Identify all lines in the data containing the string "答案解析". Copy them out.

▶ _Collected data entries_
------------------------

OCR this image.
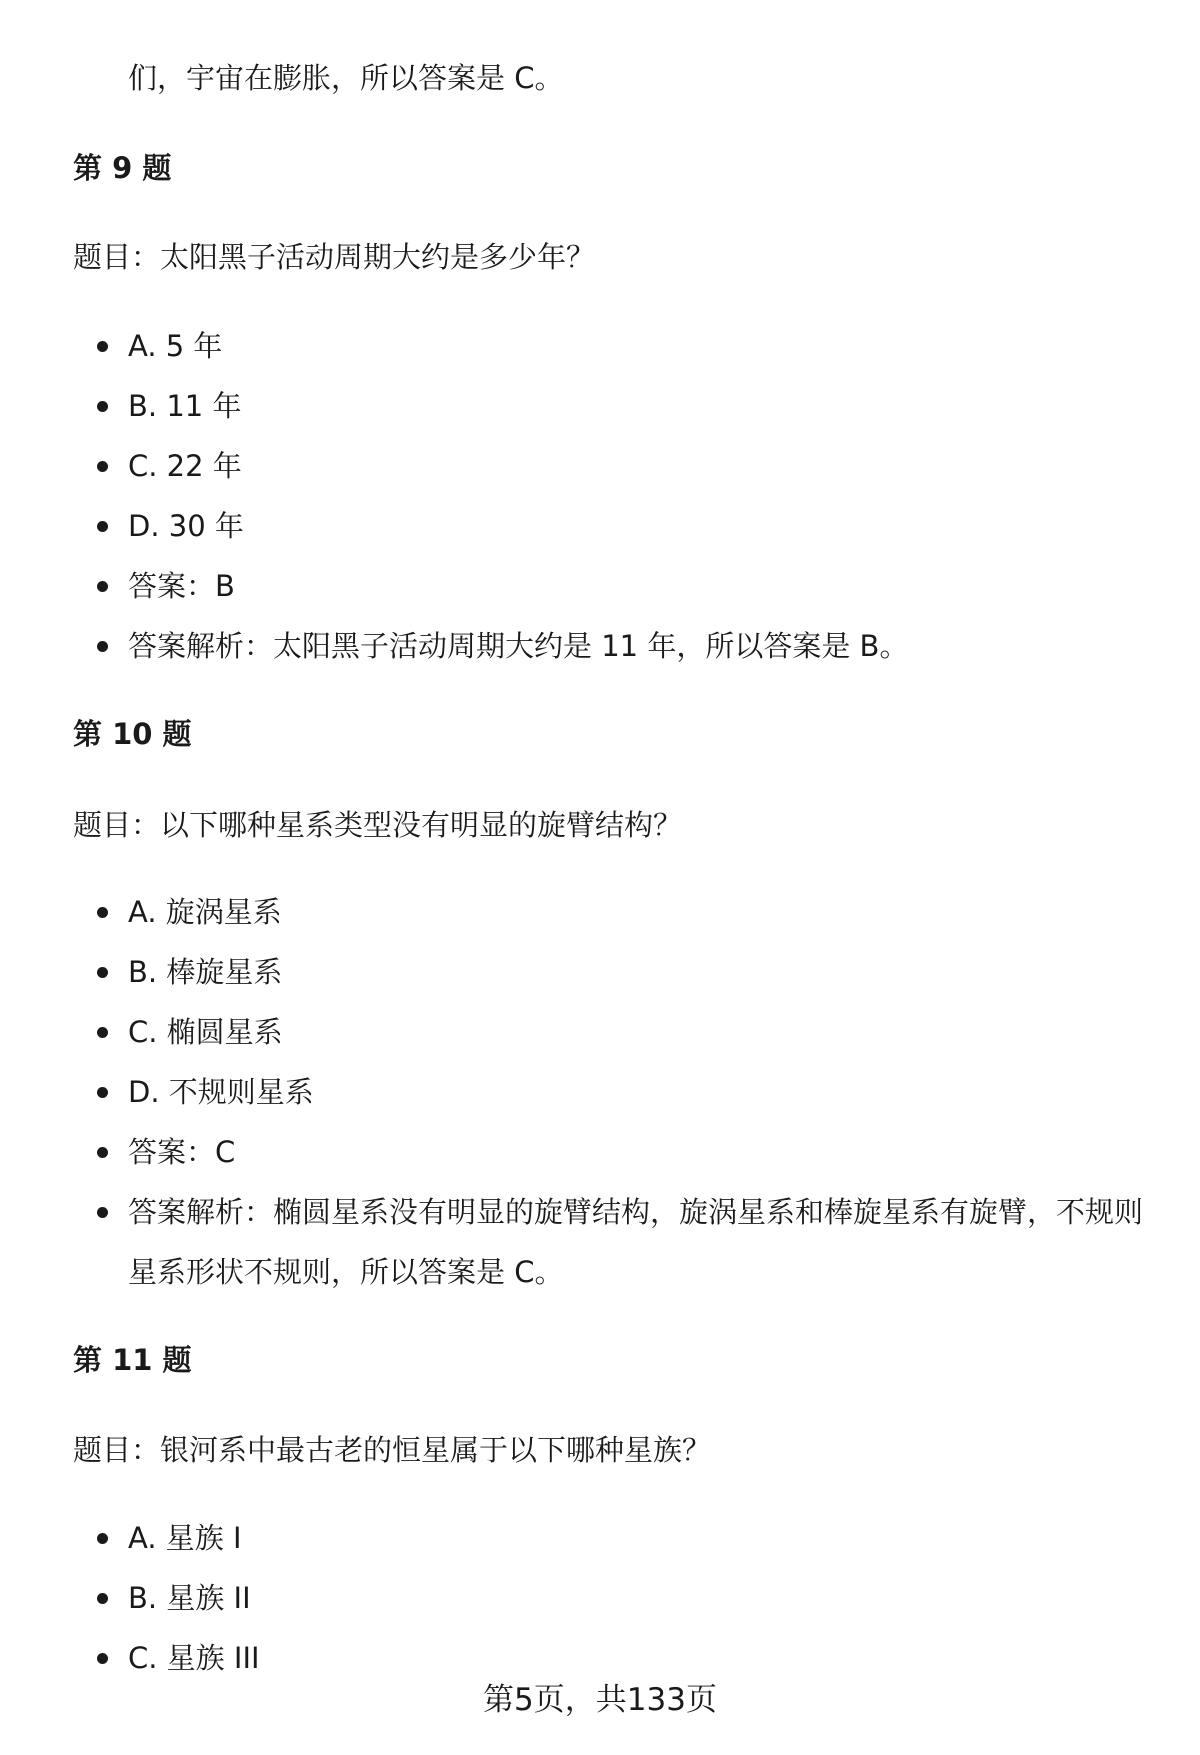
们，宇宙在膨胀，所以答案是 C。
第 9 题
题目：太阳黑子活动周期大约是多少年？
A. 5 年
B. 11 年
C. 22 年
D. 30 年
答案：B
答案解析：太阳黑子活动周期大约是 11 年，所以答案是 B。
第 10 题
题目：以下哪种星系类型没有明显的旋臂结构？
A. 旋涡星系
B. 棒旋星系
C. 椭圆星系
D. 不规则星系
答案：C
答案解析：椭圆星系没有明显的旋臂结构，旋涡星系和棒旋星系有旋臂，不规则星系形状不规则，所以答案是 C。
第 11 题
题目：银河系中最古老的恒星属于以下哪种星族？
A. 星族 I
B. 星族 II
C. 星族 III
第5页，共133页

------------------------

▶ _FINISHED ANSWER_
答案解析：太阳黑子活动周期大约是 11 年，所以答案是 B。
答案解析：椭圆星系没有明显的旋臂结构，旋涡星系和棒旋星系有旋臂，不规则星系形状不规则，所以答案是 C。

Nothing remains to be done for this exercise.